GIVEN TASK:
Restate all the material verbatim, except for the pictures.
-*-
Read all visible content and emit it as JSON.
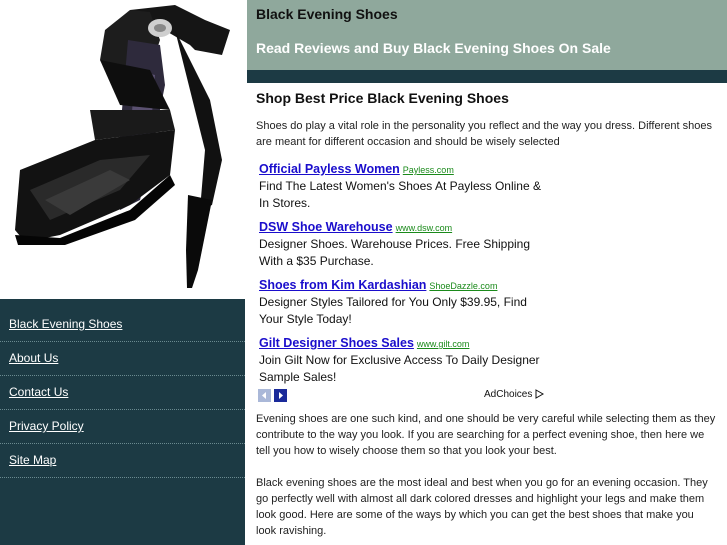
{
  "header": {
    "title": "Black Evening Shoes",
    "tagline": "Read Reviews and Buy Black Evening Shoes On Sale"
  },
  "sidebar": {
    "items": [
      {
        "label": "Black Evening Shoes"
      },
      {
        "label": "About Us"
      },
      {
        "label": "Contact Us"
      },
      {
        "label": "Privacy Policy"
      },
      {
        "label": "Site Map"
      }
    ]
  },
  "main": {
    "heading": "Shop Best Price Black Evening Shoes",
    "intro": "Shoes do play a vital role in the personality you reflect and the way you dress. Different shoes are meant for different occasion and should be wisely selected",
    "para1": "Evening shoes are one such kind, and one should be very careful while selecting them as they contribute to the way you look. If you are searching for a perfect evening shoe, then here we tell you how to wisely choose them so that you look your best.",
    "para2": "Black evening shoes are the most ideal and best when you go for an evening occasion. They go perfectly well with almost all dark colored dresses and highlight your legs and make them look good. Here are some of the ways by which you can get the best shoes that make you look ravishing."
  },
  "ads": {
    "items": [
      {
        "title": "Official Payless Women",
        "url": "Payless.com",
        "desc": "Find The Latest Women's Shoes At Payless Online & In Stores."
      },
      {
        "title": "DSW Shoe Warehouse",
        "url": "www.dsw.com",
        "desc": "Designer Shoes. Warehouse Prices. Free Shipping With a $35 Purchase."
      },
      {
        "title": "Shoes from Kim Kardashian",
        "url": "ShoeDazzle.com",
        "desc": "Designer Styles Tailored for You Only $39.95, Find Your Style Today!"
      },
      {
        "title": "Gilt Designer Shoes Sales",
        "url": "www.gilt.com",
        "desc": "Join Gilt Now for Exclusive Access To Daily Designer Sample Sales!"
      }
    ],
    "adchoices_label": "AdChoices"
  },
  "colors": {
    "header_bg": "#8fa89c",
    "nav_bg": "#1c3a44",
    "ad_link": "#1a0dcc",
    "ad_url": "#1a8a1a"
  }
}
-*-
OUTPUT FOR THIS EXERCISE:
Read all visible content and emit it as JSON.
{
  "header": {
    "title": "Black Evening Shoes",
    "tagline": "Read Reviews and Buy Black Evening Shoes On Sale"
  },
  "sidebar": {
    "items": [
      {
        "label": "Black Evening Shoes"
      },
      {
        "label": "About Us"
      },
      {
        "label": "Contact Us"
      },
      {
        "label": "Privacy Policy"
      },
      {
        "label": "Site Map"
      }
    ]
  },
  "main": {
    "heading": "Shop Best Price Black Evening Shoes",
    "intro": "Shoes do play a vital role in the personality you reflect and the way you dress. Different shoes are meant for different occasion and should be wisely selected",
    "para1": "Evening shoes are one such kind, and one should be very careful while selecting them as they contribute to the way you look. If you are searching for a perfect evening shoe, then here we tell you how to wisely choose them so that you look your best.",
    "para2": "Black evening shoes are the most ideal and best when you go for an evening occasion. They go perfectly well with almost all dark colored dresses and highlight your legs and make them look good. Here are some of the ways by which you can get the best shoes that make you look ravishing."
  },
  "ads": {
    "items": [
      {
        "title": "Official Payless Women",
        "url": "Payless.com",
        "desc": "Find The Latest Women's Shoes At Payless Online & In Stores."
      },
      {
        "title": "DSW Shoe Warehouse",
        "url": "www.dsw.com",
        "desc": "Designer Shoes. Warehouse Prices. Free Shipping With a $35 Purchase."
      },
      {
        "title": "Shoes from Kim Kardashian",
        "url": "ShoeDazzle.com",
        "desc": "Designer Styles Tailored for You Only $39.95, Find Your Style Today!"
      },
      {
        "title": "Gilt Designer Shoes Sales",
        "url": "www.gilt.com",
        "desc": "Join Gilt Now for Exclusive Access To Daily Designer Sample Sales!"
      }
    ],
    "adchoices_label": "AdChoices"
  },
  "colors": {
    "header_bg": "#8fa89c",
    "nav_bg": "#1c3a44",
    "ad_link": "#1a0dcc",
    "ad_url": "#1a8a1a"
  }
}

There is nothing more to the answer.